# [WORK TO BE COMPLETED]
All lines holding the string "this" are to be shown.

#### DATA SUPPLIED ####

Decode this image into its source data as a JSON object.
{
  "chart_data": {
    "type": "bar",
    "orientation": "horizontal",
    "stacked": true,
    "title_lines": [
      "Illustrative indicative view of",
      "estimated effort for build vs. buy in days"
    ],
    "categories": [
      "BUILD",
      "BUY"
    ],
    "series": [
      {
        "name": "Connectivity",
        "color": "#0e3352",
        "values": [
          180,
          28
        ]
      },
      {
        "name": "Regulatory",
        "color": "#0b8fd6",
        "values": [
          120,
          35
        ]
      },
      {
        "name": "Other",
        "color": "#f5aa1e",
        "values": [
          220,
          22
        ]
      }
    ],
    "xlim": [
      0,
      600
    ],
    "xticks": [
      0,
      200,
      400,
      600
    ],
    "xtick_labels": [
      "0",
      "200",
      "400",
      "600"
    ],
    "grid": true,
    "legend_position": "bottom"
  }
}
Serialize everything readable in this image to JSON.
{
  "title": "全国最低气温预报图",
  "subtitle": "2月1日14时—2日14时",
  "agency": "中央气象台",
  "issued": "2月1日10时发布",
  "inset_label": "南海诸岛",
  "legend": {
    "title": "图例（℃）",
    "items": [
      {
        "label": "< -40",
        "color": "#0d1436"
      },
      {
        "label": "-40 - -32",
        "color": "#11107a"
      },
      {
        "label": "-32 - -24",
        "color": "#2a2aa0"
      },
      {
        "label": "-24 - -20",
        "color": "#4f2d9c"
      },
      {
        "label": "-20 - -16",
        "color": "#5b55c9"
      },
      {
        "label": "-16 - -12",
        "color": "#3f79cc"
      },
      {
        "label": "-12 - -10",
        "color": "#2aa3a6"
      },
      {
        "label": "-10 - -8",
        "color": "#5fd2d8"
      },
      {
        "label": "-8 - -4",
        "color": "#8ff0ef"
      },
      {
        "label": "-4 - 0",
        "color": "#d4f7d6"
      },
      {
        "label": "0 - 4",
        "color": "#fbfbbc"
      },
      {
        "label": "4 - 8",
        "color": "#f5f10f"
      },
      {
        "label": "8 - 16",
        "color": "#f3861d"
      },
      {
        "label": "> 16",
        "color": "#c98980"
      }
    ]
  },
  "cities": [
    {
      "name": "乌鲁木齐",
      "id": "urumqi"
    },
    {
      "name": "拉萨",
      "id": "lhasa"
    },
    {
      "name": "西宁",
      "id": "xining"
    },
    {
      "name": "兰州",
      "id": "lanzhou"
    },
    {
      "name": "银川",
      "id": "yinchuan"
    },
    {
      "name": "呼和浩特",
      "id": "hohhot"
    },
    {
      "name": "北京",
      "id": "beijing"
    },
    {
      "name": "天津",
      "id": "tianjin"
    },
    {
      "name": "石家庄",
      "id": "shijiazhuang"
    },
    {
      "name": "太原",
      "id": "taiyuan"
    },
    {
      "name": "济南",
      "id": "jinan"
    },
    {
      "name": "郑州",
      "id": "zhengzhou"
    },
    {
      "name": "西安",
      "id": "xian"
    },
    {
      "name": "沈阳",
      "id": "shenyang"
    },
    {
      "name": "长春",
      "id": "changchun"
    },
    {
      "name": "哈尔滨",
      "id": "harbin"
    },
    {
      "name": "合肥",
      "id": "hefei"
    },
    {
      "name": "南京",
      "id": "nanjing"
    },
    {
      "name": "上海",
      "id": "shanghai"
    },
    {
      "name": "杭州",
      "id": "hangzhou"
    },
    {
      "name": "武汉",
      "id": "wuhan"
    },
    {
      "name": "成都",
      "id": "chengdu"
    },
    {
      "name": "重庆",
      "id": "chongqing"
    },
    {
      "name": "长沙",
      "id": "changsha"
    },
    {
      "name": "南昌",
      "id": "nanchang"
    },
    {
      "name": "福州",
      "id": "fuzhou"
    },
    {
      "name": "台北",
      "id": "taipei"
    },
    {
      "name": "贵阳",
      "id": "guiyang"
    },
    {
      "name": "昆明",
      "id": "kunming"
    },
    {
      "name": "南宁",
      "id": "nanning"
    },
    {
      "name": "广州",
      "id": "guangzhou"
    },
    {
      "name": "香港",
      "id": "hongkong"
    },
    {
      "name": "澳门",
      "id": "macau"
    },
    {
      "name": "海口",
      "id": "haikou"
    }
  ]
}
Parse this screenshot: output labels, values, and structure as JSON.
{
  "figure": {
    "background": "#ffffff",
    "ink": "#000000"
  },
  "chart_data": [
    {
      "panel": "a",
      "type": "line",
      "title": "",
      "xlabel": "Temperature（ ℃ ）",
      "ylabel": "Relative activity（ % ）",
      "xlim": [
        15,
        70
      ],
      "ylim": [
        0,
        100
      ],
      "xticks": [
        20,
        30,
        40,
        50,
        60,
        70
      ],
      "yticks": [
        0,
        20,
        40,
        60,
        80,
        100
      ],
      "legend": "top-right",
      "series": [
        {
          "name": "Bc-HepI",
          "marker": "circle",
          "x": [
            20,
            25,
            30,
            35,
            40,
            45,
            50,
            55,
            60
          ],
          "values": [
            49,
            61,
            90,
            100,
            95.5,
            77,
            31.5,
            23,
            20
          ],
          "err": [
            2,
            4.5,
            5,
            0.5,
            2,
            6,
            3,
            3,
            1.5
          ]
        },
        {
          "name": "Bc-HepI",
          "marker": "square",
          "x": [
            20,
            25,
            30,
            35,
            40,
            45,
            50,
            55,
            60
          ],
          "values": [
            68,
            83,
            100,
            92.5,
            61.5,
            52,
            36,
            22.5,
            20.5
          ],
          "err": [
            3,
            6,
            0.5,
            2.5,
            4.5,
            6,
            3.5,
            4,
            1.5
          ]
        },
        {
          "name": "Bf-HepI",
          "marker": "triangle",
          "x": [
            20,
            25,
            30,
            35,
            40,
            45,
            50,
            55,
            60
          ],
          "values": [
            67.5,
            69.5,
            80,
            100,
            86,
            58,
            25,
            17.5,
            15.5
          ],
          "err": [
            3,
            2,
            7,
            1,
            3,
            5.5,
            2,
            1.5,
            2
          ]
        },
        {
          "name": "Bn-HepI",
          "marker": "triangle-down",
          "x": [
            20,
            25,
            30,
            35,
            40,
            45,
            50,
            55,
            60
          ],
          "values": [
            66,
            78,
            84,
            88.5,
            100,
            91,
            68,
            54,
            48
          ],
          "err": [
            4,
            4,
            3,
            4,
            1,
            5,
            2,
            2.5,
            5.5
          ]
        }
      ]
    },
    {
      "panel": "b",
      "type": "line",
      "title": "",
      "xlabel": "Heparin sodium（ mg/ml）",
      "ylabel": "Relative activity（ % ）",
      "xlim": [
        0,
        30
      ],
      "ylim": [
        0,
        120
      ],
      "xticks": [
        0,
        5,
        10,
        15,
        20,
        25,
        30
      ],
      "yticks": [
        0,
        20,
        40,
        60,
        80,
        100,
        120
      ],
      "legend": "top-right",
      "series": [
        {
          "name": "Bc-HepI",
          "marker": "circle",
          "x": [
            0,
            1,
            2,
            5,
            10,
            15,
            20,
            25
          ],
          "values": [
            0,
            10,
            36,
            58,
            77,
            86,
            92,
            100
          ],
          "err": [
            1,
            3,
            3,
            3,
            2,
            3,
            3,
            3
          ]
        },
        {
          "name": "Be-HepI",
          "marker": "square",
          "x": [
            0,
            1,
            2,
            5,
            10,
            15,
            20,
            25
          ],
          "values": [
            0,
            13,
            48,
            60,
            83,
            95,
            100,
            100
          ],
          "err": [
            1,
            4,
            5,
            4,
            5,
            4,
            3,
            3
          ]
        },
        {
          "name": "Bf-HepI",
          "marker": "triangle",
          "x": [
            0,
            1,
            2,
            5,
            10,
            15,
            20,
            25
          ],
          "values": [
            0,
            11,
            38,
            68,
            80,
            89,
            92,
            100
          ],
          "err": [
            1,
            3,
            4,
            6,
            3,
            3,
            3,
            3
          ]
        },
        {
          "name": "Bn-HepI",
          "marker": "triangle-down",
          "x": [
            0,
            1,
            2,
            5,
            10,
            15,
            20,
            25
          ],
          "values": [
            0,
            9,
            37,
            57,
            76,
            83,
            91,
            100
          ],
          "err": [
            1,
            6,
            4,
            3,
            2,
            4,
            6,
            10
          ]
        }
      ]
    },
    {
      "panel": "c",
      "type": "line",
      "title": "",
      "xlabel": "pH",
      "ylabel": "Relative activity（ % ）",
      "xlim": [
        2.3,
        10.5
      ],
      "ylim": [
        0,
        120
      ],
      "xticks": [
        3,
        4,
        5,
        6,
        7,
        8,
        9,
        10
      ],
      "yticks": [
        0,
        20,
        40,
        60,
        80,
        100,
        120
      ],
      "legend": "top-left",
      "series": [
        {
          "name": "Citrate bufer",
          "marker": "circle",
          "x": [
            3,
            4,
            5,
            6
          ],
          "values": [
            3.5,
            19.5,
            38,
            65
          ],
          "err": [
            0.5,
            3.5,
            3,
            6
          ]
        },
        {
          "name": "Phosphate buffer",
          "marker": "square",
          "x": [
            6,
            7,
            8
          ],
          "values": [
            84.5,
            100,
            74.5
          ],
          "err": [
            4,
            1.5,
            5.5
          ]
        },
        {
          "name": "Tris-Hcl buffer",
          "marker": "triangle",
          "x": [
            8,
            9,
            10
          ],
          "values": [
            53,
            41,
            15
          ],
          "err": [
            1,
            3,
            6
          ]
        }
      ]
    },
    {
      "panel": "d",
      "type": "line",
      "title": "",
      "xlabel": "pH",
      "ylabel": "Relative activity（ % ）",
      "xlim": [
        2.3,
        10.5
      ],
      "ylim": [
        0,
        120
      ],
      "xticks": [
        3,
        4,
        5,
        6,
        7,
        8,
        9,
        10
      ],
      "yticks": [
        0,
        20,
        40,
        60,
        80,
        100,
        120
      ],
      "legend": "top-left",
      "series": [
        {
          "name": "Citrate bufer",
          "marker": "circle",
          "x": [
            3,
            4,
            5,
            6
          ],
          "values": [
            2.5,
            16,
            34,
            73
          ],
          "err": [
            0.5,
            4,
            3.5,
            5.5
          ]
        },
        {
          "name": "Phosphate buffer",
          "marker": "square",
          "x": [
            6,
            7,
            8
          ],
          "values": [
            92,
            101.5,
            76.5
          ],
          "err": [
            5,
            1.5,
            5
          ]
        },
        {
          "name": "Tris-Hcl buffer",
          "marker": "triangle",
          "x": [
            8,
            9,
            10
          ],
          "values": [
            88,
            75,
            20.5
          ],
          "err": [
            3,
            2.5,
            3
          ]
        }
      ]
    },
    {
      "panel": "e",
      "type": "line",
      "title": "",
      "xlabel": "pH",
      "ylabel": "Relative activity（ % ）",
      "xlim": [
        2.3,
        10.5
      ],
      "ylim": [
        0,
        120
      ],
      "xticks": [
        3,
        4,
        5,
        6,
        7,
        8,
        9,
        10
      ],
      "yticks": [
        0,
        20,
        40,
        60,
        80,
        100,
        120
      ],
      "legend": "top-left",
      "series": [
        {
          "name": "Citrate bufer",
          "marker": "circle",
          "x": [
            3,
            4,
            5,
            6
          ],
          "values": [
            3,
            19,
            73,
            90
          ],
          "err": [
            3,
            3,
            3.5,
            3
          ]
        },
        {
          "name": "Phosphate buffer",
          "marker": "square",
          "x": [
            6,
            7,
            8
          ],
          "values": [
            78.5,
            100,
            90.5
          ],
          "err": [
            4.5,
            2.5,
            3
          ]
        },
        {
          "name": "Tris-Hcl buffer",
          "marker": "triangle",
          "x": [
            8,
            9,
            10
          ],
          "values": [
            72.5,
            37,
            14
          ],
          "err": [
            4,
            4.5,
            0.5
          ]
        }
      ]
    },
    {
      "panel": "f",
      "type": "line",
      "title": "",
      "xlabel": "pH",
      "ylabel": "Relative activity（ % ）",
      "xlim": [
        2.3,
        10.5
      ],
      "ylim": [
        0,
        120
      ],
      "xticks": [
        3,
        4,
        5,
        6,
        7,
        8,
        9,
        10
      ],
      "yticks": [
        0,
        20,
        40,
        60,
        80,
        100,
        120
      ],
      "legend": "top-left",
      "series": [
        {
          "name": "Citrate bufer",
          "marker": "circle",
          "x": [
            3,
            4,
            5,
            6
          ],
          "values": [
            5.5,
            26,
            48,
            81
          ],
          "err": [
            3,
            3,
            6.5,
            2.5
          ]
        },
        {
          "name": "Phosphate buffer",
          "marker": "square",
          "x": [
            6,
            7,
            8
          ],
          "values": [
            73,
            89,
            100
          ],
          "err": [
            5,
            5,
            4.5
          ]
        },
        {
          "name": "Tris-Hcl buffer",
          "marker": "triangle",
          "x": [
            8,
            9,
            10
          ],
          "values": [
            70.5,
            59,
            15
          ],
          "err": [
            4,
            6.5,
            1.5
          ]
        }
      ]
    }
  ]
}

####

# [FINISHED TASK]
Decode this image into its source data as a JSON object.
Serialize everything readable in this image to JSON.
Parse this screenshot: output labels, values, and structure as JSON.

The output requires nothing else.